THE EXERCISE
Output the full listing below exactly, without the pictures.

DATA
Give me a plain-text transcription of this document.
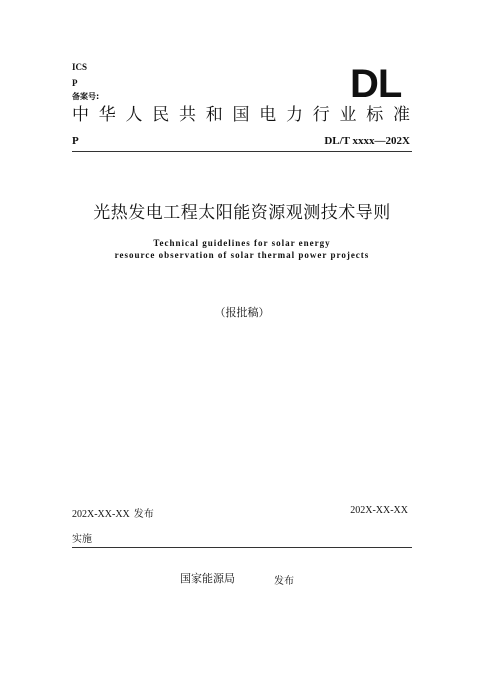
ICS
P
备案号:	DL
中 华 人 民 共 和 国 电 力 行 业 标 准
P	DL/T xxxx—202X
光热发电工程太阳能资源观测技术导则
Technical guidelines for solar energy
resource observation of solar thermal power projects
（报批稿）
202X-XX-XX 发布	202X-XX-XX
实施
国家能源局	发布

IN RESPONSE
Give me a plain-text transcription of this document.
ICS
P
备案号:	DL
中 华 人 民 共 和 国 电 力 行 业 标 准
P	DL/T xxxx—202X
光热发电工程太阳能资源观测技术导则
Technical guidelines for solar energy
resource observation of solar thermal power projects
（报批稿）
202X-XX-XX 发布	202X-XX-XX
实施
国家能源局	发布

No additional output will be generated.